In the listing below, locate the lines bearing the word "本地磁盘". Copy every one of them.

:::

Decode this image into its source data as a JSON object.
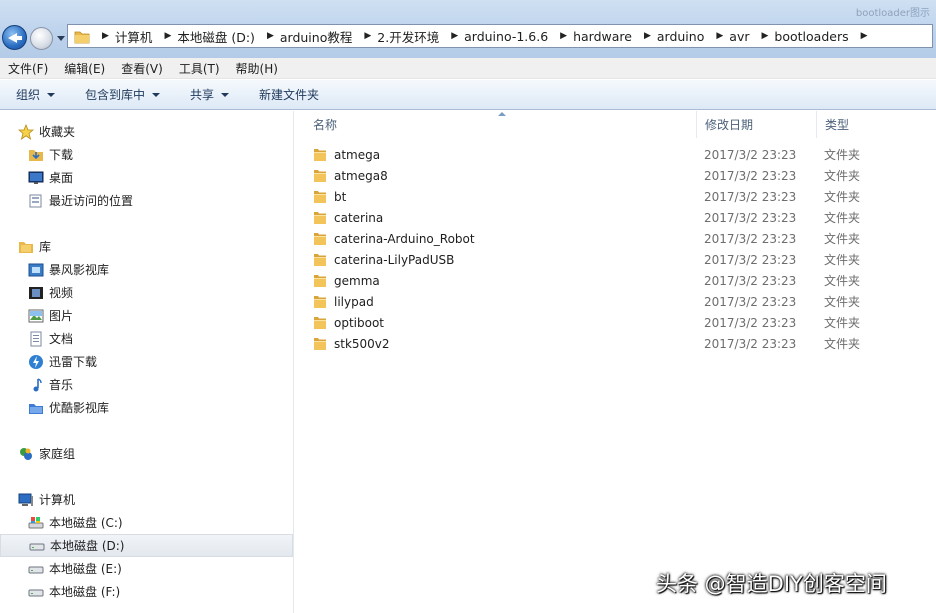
{
  "window": {
    "title": "bootloader图示"
  },
  "address_bar": {
    "crumbs": [
      "计算机",
      "本地磁盘 (D:)",
      "arduino教程",
      "2.开发环境",
      "arduino-1.6.6",
      "hardware",
      "arduino",
      "avr",
      "bootloaders"
    ]
  },
  "menu": [
    "文件(F)",
    "编辑(E)",
    "查看(V)",
    "工具(T)",
    "帮助(H)"
  ],
  "commands": [
    {
      "label": "组织",
      "dropdown": true
    },
    {
      "label": "包含到库中",
      "dropdown": true
    },
    {
      "label": "共享",
      "dropdown": true
    },
    {
      "label": "新建文件夹",
      "dropdown": false
    }
  ],
  "nav": {
    "favorites": {
      "label": "收藏夹",
      "icon": "star-icon",
      "items": [
        {
          "label": "下载",
          "icon": "download-folder-icon"
        },
        {
          "label": "桌面",
          "icon": "desktop-icon"
        },
        {
          "label": "最近访问的位置",
          "icon": "recent-places-icon"
        }
      ]
    },
    "libraries": {
      "label": "库",
      "icon": "library-icon",
      "items": [
        {
          "label": "暴风影视库",
          "icon": "storm-video-icon"
        },
        {
          "label": "视频",
          "icon": "video-icon"
        },
        {
          "label": "图片",
          "icon": "pictures-icon"
        },
        {
          "label": "文档",
          "icon": "documents-icon"
        },
        {
          "label": "迅雷下载",
          "icon": "thunder-download-icon"
        },
        {
          "label": "音乐",
          "icon": "music-icon"
        },
        {
          "label": "优酷影视库",
          "icon": "youku-icon"
        }
      ]
    },
    "homegroup": {
      "label": "家庭组",
      "icon": "homegroup-icon"
    },
    "computer": {
      "label": "计算机",
      "icon": "computer-icon",
      "items": [
        {
          "label": "本地磁盘 (C:)",
          "icon": "system-drive-icon"
        },
        {
          "label": "本地磁盘 (D:)",
          "icon": "drive-icon",
          "selected": true
        },
        {
          "label": "本地磁盘 (E:)",
          "icon": "drive-icon"
        },
        {
          "label": "本地磁盘 (F:)",
          "icon": "drive-icon"
        }
      ]
    }
  },
  "columns": {
    "name": "名称",
    "date": "修改日期",
    "type": "类型"
  },
  "files": [
    {
      "name": "atmega",
      "date": "2017/3/2 23:23",
      "type": "文件夹"
    },
    {
      "name": "atmega8",
      "date": "2017/3/2 23:23",
      "type": "文件夹"
    },
    {
      "name": "bt",
      "date": "2017/3/2 23:23",
      "type": "文件夹"
    },
    {
      "name": "caterina",
      "date": "2017/3/2 23:23",
      "type": "文件夹"
    },
    {
      "name": "caterina-Arduino_Robot",
      "date": "2017/3/2 23:23",
      "type": "文件夹"
    },
    {
      "name": "caterina-LilyPadUSB",
      "date": "2017/3/2 23:23",
      "type": "文件夹"
    },
    {
      "name": "gemma",
      "date": "2017/3/2 23:23",
      "type": "文件夹"
    },
    {
      "name": "lilypad",
      "date": "2017/3/2 23:23",
      "type": "文件夹"
    },
    {
      "name": "optiboot",
      "date": "2017/3/2 23:23",
      "type": "文件夹"
    },
    {
      "name": "stk500v2",
      "date": "2017/3/2 23:23",
      "type": "文件夹"
    }
  ],
  "watermark": "头条 @智造DIY创客空间",
  "colors": {
    "accent": "#2a6dc2",
    "folder": "#e8b84a",
    "selection": "#e3e8ee"
  }
}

:::

§ TASK ANSWER
      "本地磁盘 (D:)",
          "label": "本地磁盘 (C:)",
          "label": "本地磁盘 (D:)",
          "label": "本地磁盘 (E:)",
          "label": "本地磁盘 (F:)",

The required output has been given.